What you need to do:
All entries below are to be set down again, identical to the source.

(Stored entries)
# # # # #
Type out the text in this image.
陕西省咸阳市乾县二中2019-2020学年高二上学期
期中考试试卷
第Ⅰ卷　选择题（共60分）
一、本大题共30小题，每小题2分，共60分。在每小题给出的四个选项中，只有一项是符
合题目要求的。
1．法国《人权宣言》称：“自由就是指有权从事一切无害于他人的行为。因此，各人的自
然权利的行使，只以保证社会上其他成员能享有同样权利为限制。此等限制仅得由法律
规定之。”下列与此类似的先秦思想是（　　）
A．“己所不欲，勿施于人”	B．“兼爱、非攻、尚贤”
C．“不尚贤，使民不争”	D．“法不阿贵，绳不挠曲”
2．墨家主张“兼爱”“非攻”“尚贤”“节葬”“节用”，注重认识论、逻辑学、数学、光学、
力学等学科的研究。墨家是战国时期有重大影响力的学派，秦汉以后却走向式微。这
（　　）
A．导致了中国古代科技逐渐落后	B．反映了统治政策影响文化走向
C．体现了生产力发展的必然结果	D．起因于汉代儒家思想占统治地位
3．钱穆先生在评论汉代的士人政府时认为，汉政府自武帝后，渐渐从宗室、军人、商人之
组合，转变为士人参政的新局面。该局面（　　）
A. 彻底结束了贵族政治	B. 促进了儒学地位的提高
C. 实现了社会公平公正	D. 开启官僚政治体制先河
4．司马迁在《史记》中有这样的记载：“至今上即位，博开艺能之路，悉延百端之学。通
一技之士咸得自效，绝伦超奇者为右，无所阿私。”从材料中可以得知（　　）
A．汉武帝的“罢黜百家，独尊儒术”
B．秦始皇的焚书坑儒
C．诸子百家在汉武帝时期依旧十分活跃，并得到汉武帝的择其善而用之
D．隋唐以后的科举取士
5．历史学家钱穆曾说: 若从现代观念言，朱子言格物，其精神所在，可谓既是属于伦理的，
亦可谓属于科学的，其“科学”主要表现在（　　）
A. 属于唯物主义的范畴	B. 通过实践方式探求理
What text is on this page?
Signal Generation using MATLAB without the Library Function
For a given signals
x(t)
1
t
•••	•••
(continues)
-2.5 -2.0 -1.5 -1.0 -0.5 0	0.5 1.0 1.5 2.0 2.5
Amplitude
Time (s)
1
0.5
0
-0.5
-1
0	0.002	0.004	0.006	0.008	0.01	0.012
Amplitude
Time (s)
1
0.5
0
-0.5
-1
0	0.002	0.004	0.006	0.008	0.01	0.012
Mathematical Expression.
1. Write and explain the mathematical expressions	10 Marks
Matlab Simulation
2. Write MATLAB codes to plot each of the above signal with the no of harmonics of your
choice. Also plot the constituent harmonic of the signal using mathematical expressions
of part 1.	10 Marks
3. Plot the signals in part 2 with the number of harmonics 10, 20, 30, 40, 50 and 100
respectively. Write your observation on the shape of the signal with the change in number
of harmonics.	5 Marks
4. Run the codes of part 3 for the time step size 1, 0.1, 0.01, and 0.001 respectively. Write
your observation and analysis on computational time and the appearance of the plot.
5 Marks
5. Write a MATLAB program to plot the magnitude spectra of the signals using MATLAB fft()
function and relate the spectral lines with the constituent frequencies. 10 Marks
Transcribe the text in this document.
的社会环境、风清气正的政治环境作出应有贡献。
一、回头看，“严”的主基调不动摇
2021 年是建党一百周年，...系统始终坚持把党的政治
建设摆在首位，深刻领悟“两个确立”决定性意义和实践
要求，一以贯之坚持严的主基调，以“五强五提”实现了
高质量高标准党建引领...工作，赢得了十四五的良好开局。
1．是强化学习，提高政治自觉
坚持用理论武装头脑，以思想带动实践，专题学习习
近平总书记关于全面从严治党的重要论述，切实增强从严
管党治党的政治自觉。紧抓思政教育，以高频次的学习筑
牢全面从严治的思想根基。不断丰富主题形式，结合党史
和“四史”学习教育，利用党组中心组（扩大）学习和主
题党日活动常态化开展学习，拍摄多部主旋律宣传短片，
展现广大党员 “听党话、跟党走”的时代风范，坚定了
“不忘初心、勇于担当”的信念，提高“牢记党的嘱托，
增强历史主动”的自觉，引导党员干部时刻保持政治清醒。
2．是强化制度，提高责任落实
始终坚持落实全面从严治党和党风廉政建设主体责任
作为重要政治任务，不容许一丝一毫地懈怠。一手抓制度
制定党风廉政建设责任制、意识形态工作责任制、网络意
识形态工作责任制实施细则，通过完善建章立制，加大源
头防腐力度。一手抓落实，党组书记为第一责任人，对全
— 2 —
# # # # #
Exercise result:
Type out the text in this image.
陕西省咸阳市乾县二中2019-2020学年高二上学期
期中考试试卷
第Ⅰ卷　选择题（共60分）
一、本大题共30小题，每小题2分，共60分。在每小题给出的四个选项中，只有一项是符
合题目要求的。
1．法国《人权宣言》称：“自由就是指有权从事一切无害于他人的行为。因此，各人的自
然权利的行使，只以保证社会上其他成员能享有同样权利为限制。此等限制仅得由法律
规定之。”下列与此类似的先秦思想是（　　）
A．“己所不欲，勿施于人”	B．“兼爱、非攻、尚贤”
C．“不尚贤，使民不争”	D．“法不阿贵，绳不挠曲”
2．墨家主张“兼爱”“非攻”“尚贤”“节葬”“节用”，注重认识论、逻辑学、数学、光学、
力学等学科的研究。墨家是战国时期有重大影响力的学派，秦汉以后却走向式微。这
（　　）
A．导致了中国古代科技逐渐落后	B．反映了统治政策影响文化走向
C．体现了生产力发展的必然结果	D．起因于汉代儒家思想占统治地位
3．钱穆先生在评论汉代的士人政府时认为，汉政府自武帝后，渐渐从宗室、军人、商人之
组合，转变为士人参政的新局面。该局面（　　）
A. 彻底结束了贵族政治	B. 促进了儒学地位的提高
C. 实现了社会公平公正	D. 开启官僚政治体制先河
4．司马迁在《史记》中有这样的记载：“至今上即位，博开艺能之路，悉延百端之学。通
一技之士咸得自效，绝伦超奇者为右，无所阿私。”从材料中可以得知（　　）
A．汉武帝的“罢黜百家，独尊儒术”
B．秦始皇的焚书坑儒
C．诸子百家在汉武帝时期依旧十分活跃，并得到汉武帝的择其善而用之
D．隋唐以后的科举取士
5．历史学家钱穆曾说: 若从现代观念言，朱子言格物，其精神所在，可谓既是属于伦理的，
亦可谓属于科学的，其“科学”主要表现在（　　）
A. 属于唯物主义的范畴	B. 通过实践方式探求理
What text is on this page?
Signal Generation using MATLAB without the Library Function
For a given signals
x(t)
1
t
•••	•••
(continues)
-2.5 -2.0 -1.5 -1.0 -0.5 0	0.5 1.0 1.5 2.0 2.5
Amplitude
Time (s)
1
0.5
0
-0.5
-1
0	0.002	0.004	0.006	0.008	0.01	0.012
Amplitude
Time (s)
1
0.5
0
-0.5
-1
0	0.002	0.004	0.006	0.008	0.01	0.012
Mathematical Expression.
1. Write and explain the mathematical expressions	10 Marks
Matlab Simulation
2. Write MATLAB codes to plot each of the above signal with the no of harmonics of your
choice. Also plot the constituent harmonic of the signal using mathematical expressions
of part 1.	10 Marks
3. Plot the signals in part 2 with the number of harmonics 10, 20, 30, 40, 50 and 100
respectively. Write your observation on the shape of the signal with the change in number
of harmonics.	5 Marks
4. Run the codes of part 3 for the time step size 1, 0.1, 0.01, and 0.001 respectively. Write
your observation and analysis on computational time and the appearance of the plot.
5 Marks
5. Write a MATLAB program to plot the magnitude spectra of the signals using MATLAB fft()
function and relate the spectral lines with the constituent frequencies. 10 Marks
Transcribe the text in this document.
的社会环境、风清气正的政治环境作出应有贡献。
一、回头看，“严”的主基调不动摇
2021 年是建党一百周年，...系统始终坚持把党的政治
建设摆在首位，深刻领悟“两个确立”决定性意义和实践
要求，一以贯之坚持严的主基调，以“五强五提”实现了
高质量高标准党建引领...工作，赢得了十四五的良好开局。
1．是强化学习，提高政治自觉
坚持用理论武装头脑，以思想带动实践，专题学习习
近平总书记关于全面从严治党的重要论述，切实增强从严
管党治党的政治自觉。紧抓思政教育，以高频次的学习筑
牢全面从严治的思想根基。不断丰富主题形式，结合党史
和“四史”学习教育，利用党组中心组（扩大）学习和主
题党日活动常态化开展学习，拍摄多部主旋律宣传短片，
展现广大党员 “听党话、跟党走”的时代风范，坚定了
“不忘初心、勇于担当”的信念，提高“牢记党的嘱托，
增强历史主动”的自觉，引导党员干部时刻保持政治清醒。
2．是强化制度，提高责任落实
始终坚持落实全面从严治党和党风廉政建设主体责任
作为重要政治任务，不容许一丝一毫地懈怠。一手抓制度
制定党风廉政建设责任制、意识形态工作责任制、网络意
识形态工作责任制实施细则，通过完善建章立制，加大源
头防腐力度。一手抓落实，党组书记为第一责任人，对全
— 2 —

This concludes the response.